- _Work instructions_: Copy each line of the material below that includes the string "peut".

- _Exercise materials_:
━━━━━━━━━━━━━━━━━━━━━━━━━━━━━━

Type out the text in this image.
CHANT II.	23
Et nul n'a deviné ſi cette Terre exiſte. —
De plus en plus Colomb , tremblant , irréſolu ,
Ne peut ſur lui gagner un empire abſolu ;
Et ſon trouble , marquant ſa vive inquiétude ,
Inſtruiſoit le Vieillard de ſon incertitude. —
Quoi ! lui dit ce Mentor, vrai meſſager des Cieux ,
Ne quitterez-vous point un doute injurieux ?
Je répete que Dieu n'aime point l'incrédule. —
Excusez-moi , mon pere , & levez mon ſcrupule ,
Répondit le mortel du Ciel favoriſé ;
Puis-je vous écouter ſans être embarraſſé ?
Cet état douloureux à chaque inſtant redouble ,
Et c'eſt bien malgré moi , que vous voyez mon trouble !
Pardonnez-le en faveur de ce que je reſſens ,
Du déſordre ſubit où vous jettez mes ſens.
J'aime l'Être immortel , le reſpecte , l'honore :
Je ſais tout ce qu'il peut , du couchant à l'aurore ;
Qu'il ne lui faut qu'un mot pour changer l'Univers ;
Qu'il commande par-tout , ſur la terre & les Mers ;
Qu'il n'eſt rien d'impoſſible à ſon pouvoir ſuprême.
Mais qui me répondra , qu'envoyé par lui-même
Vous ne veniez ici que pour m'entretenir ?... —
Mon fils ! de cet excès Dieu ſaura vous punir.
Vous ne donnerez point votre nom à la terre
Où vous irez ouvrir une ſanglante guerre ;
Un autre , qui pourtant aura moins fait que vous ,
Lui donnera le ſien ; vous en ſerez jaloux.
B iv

━━━━━━━━━━━━━━━━━━━━━━━━━━━━━━

- _Response to the exercise_:
Ne peut ſur lui gagner un empire abſolu ;
Je ſais tout ce qu'il peut , du couchant à l'aurore ;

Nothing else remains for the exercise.